--- Start of PROVIDED DATA ---
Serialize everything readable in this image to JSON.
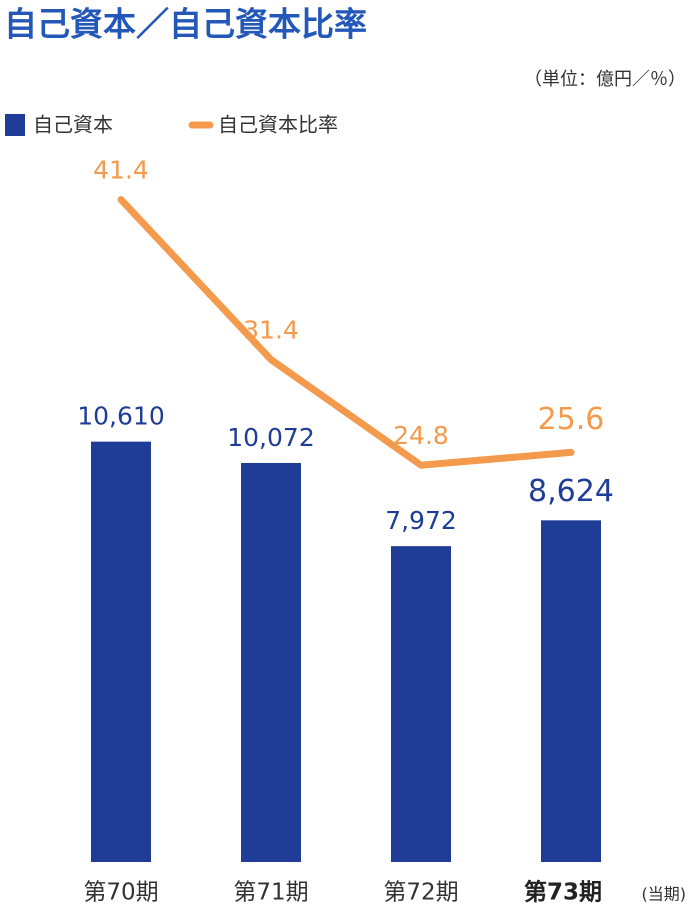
{
  "chart_data": {
    "type": "combo",
    "title": "自己資本／自己資本比率",
    "unit": "（単位：億円／％）",
    "categories": [
      "第70期",
      "第71期",
      "第72期",
      "第73期"
    ],
    "category_note": "(当期)",
    "series": [
      {
        "name": "自己資本",
        "type": "bar",
        "color": "#1f3c96",
        "values": [
          10610,
          10072,
          7972,
          8624
        ],
        "value_labels": [
          "10,610",
          "10,072",
          "7,972",
          "8,624"
        ]
      },
      {
        "name": "自己資本比率",
        "type": "line",
        "color": "#f39a4c",
        "axis": "y2",
        "values": [
          41.4,
          31.4,
          24.8,
          25.6
        ]
      }
    ],
    "ylim": [
      0,
      21000
    ],
    "y2lim": [
      0,
      52
    ],
    "grid": false
  }
}
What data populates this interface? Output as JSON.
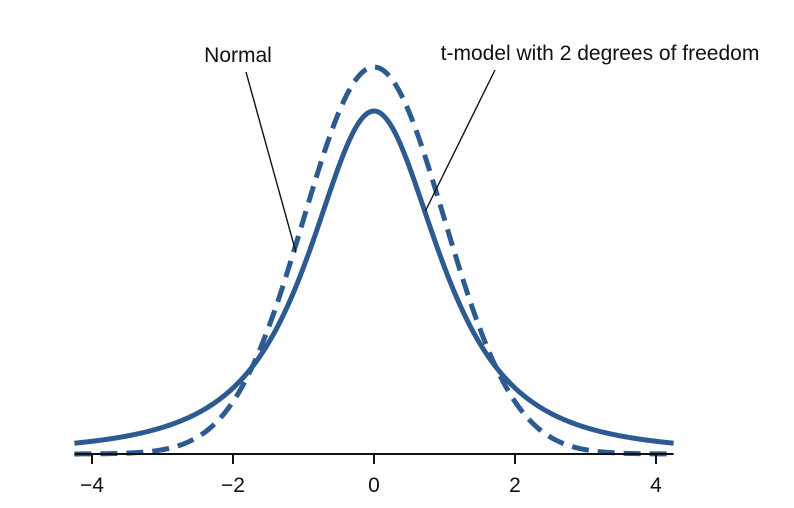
--- End of PROVIDED DATA ---
The pictures in the entries should be left out; output everything else exactly.

### EXERCISE SOLUTION
Serialize everything readable in this image to JSON.
{
  "chart_data": {
    "type": "combo",
    "title": "自己資本／自己資本比率",
    "unit": "（単位：億円／％）",
    "categories": [
      "第70期",
      "第71期",
      "第72期",
      "第73期"
    ],
    "category_note": "(当期)",
    "series": [
      {
        "name": "自己資本",
        "type": "bar",
        "color": "#1f3c96",
        "values": [
          10610,
          10072,
          7972,
          8624
        ],
        "value_labels": [
          "10,610",
          "10,072",
          "7,972",
          "8,624"
        ]
      },
      {
        "name": "自己資本比率",
        "type": "line",
        "color": "#f39a4c",
        "axis": "y2",
        "values": [
          41.4,
          31.4,
          24.8,
          25.6
        ]
      }
    ],
    "ylim": [
      0,
      21000
    ],
    "y2lim": [
      0,
      52
    ],
    "grid": false
  }
}
What data populates this interface? Output as JSON.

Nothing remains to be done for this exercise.